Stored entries

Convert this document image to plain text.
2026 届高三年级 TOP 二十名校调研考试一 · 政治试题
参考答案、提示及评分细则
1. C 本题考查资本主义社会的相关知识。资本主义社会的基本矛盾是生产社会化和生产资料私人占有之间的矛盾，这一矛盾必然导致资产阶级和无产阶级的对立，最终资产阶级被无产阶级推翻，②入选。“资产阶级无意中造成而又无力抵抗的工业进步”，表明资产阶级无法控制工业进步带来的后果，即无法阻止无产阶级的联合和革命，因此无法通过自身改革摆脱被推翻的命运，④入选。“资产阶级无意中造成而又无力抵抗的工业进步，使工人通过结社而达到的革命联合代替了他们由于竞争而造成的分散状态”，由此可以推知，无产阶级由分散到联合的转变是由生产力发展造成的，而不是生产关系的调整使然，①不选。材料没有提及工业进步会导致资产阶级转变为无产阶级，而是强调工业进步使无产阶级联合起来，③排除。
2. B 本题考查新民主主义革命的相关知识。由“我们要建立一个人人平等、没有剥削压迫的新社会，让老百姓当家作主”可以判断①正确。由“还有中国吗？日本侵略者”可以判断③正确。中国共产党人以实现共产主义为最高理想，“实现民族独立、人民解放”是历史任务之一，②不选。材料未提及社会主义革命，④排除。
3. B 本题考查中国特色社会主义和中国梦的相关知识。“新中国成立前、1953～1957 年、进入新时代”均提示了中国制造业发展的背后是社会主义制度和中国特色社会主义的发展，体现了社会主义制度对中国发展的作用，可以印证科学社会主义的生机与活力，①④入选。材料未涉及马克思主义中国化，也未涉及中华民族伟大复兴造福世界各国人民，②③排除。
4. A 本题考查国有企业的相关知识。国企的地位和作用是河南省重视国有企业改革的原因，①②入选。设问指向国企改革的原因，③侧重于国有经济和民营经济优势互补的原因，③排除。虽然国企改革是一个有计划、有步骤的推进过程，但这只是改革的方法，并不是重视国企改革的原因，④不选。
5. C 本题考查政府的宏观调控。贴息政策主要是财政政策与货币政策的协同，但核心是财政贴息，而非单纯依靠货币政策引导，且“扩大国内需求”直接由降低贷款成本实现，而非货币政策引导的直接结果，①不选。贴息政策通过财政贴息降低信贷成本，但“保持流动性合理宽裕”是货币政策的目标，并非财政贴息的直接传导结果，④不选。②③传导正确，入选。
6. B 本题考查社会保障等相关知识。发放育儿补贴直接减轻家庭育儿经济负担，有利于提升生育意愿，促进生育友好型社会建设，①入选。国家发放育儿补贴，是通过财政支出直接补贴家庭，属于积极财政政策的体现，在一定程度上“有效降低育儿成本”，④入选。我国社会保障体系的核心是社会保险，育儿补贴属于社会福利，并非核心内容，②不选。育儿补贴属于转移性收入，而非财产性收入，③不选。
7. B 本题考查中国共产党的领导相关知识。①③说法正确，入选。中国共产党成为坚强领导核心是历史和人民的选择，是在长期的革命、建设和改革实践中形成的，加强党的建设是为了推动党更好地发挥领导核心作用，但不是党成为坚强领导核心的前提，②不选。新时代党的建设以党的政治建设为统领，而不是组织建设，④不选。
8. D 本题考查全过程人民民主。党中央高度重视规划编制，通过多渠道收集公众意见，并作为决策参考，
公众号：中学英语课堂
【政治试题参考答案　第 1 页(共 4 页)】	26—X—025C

OBJECTIVE »
Write out the entries above once more, without altering anything.

ANSWER TO THE PROBLEM »
Convert this document image to plain text.
2026 届高三年级 TOP 二十名校调研考试一 · 政治试题
参考答案、提示及评分细则
1. C 本题考查资本主义社会的相关知识。资本主义社会的基本矛盾是生产社会化和生产资料私人占有之间的矛盾，这一矛盾必然导致资产阶级和无产阶级的对立，最终资产阶级被无产阶级推翻，②入选。“资产阶级无意中造成而又无力抵抗的工业进步”，表明资产阶级无法控制工业进步带来的后果，即无法阻止无产阶级的联合和革命，因此无法通过自身改革摆脱被推翻的命运，④入选。“资产阶级无意中造成而又无力抵抗的工业进步，使工人通过结社而达到的革命联合代替了他们由于竞争而造成的分散状态”，由此可以推知，无产阶级由分散到联合的转变是由生产力发展造成的，而不是生产关系的调整使然，①不选。材料没有提及工业进步会导致资产阶级转变为无产阶级，而是强调工业进步使无产阶级联合起来，③排除。
2. B 本题考查新民主主义革命的相关知识。由“我们要建立一个人人平等、没有剥削压迫的新社会，让老百姓当家作主”可以判断①正确。由“还有中国吗？日本侵略者”可以判断③正确。中国共产党人以实现共产主义为最高理想，“实现民族独立、人民解放”是历史任务之一，②不选。材料未提及社会主义革命，④排除。
3. B 本题考查中国特色社会主义和中国梦的相关知识。“新中国成立前、1953～1957 年、进入新时代”均提示了中国制造业发展的背后是社会主义制度和中国特色社会主义的发展，体现了社会主义制度对中国发展的作用，可以印证科学社会主义的生机与活力，①④入选。材料未涉及马克思主义中国化，也未涉及中华民族伟大复兴造福世界各国人民，②③排除。
4. A 本题考查国有企业的相关知识。国企的地位和作用是河南省重视国有企业改革的原因，①②入选。设问指向国企改革的原因，③侧重于国有经济和民营经济优势互补的原因，③排除。虽然国企改革是一个有计划、有步骤的推进过程，但这只是改革的方法，并不是重视国企改革的原因，④不选。
5. C 本题考查政府的宏观调控。贴息政策主要是财政政策与货币政策的协同，但核心是财政贴息，而非单纯依靠货币政策引导，且“扩大国内需求”直接由降低贷款成本实现，而非货币政策引导的直接结果，①不选。贴息政策通过财政贴息降低信贷成本，但“保持流动性合理宽裕”是货币政策的目标，并非财政贴息的直接传导结果，④不选。②③传导正确，入选。
6. B 本题考查社会保障等相关知识。发放育儿补贴直接减轻家庭育儿经济负担，有利于提升生育意愿，促进生育友好型社会建设，①入选。国家发放育儿补贴，是通过财政支出直接补贴家庭，属于积极财政政策的体现，在一定程度上“有效降低育儿成本”，④入选。我国社会保障体系的核心是社会保险，育儿补贴属于社会福利，并非核心内容，②不选。育儿补贴属于转移性收入，而非财产性收入，③不选。
7. B 本题考查中国共产党的领导相关知识。①③说法正确，入选。中国共产党成为坚强领导核心是历史和人民的选择，是在长期的革命、建设和改革实践中形成的，加强党的建设是为了推动党更好地发挥领导核心作用，但不是党成为坚强领导核心的前提，②不选。新时代党的建设以党的政治建设为统领，而不是组织建设，④不选。
8. D 本题考查全过程人民民主。党中央高度重视规划编制，通过多渠道收集公众意见，并作为决策参考，
公众号：中学英语课堂
【政治试题参考答案　第 1 页(共 4 页)】	26—X—025C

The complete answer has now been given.